Work to do - Return all entries word for word, but drop any images.
=== Available data ===
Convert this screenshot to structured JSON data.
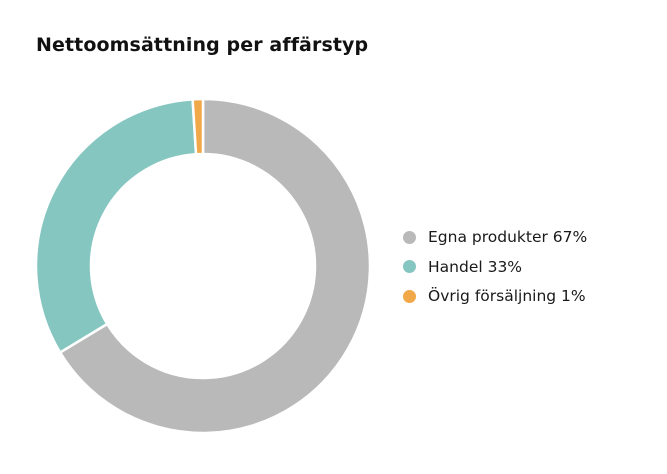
{
  "chart_data": {
    "type": "pie",
    "variant": "donut",
    "title": "Nettoomsättning per affärstyp",
    "categories": [
      "Egna produkter",
      "Handel",
      "Övrig försäljning"
    ],
    "values": [
      67,
      33,
      1
    ],
    "unit": "%",
    "legend_labels": [
      "Egna produkter 67%",
      "Handel 33%",
      "Övrig försäljning 1%"
    ],
    "colors": [
      "#b9b9b9",
      "#86c6c1",
      "#f0a848"
    ],
    "legend_position": "right"
  }
}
===
Task result -
Convert this screenshot to structured JSON data.
{
  "chart_data": {
    "type": "pie",
    "variant": "donut",
    "title": "Nettoomsättning per affärstyp",
    "categories": [
      "Egna produkter",
      "Handel",
      "Övrig försäljning"
    ],
    "values": [
      67,
      33,
      1
    ],
    "unit": "%",
    "legend_labels": [
      "Egna produkter 67%",
      "Handel 33%",
      "Övrig försäljning 1%"
    ],
    "colors": [
      "#b9b9b9",
      "#86c6c1",
      "#f0a848"
    ],
    "legend_position": "right"
  }
}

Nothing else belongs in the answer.